### WHAT IS EXPECTED
Lines containing the string "right" are to be counted; report the total by itself.
[START]
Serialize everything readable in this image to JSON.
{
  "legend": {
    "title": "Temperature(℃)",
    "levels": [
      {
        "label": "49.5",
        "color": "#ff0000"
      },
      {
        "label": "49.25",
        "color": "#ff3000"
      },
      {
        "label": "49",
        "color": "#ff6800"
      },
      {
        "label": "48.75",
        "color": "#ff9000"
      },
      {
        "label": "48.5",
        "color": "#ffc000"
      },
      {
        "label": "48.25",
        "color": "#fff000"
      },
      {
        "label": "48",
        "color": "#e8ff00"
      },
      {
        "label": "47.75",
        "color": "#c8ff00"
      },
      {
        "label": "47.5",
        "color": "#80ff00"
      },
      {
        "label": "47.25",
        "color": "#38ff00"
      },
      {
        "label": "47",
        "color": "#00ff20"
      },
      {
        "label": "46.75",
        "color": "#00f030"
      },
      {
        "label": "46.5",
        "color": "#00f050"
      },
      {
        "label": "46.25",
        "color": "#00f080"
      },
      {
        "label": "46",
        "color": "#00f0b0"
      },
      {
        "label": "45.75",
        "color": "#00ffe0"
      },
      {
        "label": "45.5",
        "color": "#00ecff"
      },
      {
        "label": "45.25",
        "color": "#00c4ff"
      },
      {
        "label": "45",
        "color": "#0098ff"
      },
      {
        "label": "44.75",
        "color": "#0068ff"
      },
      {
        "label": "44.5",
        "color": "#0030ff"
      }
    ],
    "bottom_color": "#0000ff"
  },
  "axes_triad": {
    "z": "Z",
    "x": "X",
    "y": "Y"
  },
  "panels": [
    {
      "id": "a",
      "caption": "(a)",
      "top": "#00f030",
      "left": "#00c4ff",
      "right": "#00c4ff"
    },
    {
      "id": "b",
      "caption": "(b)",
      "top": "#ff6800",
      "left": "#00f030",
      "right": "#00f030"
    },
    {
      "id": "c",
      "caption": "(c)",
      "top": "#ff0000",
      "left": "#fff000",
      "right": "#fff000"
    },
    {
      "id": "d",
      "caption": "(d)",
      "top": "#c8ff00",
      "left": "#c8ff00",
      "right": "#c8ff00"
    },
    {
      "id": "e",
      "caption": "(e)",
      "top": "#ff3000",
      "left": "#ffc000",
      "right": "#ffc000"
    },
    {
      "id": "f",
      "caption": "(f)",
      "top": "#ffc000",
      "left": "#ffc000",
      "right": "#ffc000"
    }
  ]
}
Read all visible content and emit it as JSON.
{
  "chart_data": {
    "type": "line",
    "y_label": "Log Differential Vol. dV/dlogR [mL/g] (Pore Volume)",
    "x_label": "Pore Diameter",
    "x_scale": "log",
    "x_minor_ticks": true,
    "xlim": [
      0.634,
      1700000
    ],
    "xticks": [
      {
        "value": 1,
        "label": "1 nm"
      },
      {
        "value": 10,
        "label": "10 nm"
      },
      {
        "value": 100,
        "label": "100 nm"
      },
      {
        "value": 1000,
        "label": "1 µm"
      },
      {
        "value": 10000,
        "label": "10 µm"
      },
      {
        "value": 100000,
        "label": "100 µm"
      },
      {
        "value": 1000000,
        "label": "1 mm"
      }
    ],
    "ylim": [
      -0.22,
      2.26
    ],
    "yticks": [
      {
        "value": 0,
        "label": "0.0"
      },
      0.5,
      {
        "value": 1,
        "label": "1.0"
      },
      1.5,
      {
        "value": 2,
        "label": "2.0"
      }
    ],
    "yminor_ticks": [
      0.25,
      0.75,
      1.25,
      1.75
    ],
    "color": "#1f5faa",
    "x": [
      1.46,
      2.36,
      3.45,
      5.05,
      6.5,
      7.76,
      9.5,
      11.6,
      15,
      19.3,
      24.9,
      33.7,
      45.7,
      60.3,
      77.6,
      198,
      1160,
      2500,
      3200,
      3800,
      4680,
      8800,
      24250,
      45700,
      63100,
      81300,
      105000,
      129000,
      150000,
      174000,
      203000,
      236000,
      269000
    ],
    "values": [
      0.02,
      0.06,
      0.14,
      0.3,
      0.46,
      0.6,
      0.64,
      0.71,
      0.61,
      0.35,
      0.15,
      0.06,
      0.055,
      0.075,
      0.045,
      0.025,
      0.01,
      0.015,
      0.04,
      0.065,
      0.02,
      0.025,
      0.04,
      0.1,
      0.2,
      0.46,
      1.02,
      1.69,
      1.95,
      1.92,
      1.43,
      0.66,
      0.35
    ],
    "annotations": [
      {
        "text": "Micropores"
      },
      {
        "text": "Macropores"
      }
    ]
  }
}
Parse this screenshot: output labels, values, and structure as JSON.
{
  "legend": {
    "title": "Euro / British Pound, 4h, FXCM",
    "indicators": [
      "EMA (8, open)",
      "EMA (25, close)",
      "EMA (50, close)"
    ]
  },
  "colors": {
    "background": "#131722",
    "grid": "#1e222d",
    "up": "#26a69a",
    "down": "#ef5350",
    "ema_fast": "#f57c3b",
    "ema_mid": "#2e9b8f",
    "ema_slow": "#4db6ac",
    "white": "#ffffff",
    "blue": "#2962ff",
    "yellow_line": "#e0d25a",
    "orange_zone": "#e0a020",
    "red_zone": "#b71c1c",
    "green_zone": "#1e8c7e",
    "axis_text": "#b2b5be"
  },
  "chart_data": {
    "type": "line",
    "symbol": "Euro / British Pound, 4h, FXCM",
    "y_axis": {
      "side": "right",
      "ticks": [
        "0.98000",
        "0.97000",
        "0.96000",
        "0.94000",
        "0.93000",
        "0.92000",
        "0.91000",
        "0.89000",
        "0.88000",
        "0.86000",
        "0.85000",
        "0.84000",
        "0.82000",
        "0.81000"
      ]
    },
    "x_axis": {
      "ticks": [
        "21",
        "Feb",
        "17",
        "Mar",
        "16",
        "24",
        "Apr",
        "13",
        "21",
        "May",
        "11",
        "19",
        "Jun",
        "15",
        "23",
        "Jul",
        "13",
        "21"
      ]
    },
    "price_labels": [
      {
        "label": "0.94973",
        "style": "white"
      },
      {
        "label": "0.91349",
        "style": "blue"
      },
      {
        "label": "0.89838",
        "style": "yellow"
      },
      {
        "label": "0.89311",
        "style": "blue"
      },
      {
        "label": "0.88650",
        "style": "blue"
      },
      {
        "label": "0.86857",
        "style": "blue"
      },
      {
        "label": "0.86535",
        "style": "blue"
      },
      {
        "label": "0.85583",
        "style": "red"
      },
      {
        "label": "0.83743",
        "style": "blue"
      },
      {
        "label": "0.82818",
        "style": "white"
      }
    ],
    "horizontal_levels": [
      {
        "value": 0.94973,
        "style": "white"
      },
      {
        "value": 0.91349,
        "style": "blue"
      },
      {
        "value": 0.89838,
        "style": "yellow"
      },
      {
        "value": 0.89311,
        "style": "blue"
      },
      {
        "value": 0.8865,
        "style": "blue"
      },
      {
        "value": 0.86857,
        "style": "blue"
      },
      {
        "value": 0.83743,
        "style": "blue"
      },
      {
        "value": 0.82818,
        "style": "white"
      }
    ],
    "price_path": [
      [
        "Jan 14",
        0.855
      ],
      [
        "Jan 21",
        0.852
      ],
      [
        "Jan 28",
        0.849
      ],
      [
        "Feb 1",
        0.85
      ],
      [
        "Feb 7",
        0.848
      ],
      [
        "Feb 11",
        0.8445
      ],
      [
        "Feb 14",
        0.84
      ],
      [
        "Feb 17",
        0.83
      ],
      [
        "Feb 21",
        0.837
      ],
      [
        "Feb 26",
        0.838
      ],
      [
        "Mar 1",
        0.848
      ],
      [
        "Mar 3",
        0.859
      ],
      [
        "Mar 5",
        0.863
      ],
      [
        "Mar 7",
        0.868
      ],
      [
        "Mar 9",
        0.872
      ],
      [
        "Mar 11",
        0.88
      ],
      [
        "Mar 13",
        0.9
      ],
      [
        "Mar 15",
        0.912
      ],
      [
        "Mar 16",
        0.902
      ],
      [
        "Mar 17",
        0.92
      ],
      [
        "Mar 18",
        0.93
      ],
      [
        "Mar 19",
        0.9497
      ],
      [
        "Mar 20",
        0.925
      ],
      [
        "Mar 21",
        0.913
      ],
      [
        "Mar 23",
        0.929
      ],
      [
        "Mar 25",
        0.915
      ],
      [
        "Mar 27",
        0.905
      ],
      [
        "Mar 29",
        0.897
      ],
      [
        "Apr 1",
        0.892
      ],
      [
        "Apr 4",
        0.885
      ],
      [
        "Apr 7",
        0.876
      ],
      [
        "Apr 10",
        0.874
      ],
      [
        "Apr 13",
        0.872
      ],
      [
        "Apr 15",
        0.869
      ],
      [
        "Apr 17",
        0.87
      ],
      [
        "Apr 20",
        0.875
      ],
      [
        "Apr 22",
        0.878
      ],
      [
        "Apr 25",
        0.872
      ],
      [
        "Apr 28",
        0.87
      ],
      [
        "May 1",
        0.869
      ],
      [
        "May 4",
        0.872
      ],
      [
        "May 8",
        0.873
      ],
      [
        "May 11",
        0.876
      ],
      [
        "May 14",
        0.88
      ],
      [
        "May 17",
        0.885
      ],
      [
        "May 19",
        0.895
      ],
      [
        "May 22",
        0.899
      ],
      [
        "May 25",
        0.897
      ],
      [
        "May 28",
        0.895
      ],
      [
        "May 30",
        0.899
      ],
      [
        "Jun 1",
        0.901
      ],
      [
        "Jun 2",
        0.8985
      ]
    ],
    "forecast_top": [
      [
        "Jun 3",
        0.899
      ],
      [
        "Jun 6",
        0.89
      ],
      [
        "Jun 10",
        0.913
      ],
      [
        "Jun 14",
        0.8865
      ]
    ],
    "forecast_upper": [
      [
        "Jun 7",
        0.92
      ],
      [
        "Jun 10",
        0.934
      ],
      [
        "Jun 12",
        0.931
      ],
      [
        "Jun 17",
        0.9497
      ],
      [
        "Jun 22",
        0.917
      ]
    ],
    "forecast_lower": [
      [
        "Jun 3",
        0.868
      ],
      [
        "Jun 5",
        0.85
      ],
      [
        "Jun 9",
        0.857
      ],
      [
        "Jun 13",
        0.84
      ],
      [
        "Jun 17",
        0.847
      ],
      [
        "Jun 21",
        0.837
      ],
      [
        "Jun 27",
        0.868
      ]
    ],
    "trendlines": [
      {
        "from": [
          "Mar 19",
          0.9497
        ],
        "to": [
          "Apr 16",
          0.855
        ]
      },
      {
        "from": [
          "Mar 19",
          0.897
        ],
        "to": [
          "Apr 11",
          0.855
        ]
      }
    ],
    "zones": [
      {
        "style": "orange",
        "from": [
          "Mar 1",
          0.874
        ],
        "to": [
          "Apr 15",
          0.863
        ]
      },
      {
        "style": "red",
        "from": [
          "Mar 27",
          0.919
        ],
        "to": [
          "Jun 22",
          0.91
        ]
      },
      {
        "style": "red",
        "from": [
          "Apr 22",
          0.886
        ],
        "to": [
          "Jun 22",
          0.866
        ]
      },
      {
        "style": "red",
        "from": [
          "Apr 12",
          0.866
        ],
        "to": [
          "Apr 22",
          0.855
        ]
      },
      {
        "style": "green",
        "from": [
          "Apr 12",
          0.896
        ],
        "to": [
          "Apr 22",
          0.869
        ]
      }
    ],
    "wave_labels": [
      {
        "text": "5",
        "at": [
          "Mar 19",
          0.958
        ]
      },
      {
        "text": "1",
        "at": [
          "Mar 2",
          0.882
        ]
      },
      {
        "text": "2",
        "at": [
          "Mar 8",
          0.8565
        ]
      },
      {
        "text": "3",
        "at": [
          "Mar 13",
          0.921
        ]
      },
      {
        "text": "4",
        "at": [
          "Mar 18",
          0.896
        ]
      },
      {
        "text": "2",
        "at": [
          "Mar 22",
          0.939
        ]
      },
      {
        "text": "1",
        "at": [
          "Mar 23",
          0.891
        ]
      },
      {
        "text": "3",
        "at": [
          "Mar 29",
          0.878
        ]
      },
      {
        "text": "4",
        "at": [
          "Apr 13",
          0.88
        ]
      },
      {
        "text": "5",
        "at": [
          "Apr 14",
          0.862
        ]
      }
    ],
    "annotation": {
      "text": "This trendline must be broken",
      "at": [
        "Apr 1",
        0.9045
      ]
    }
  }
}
[END]
### FULL ANSWER
7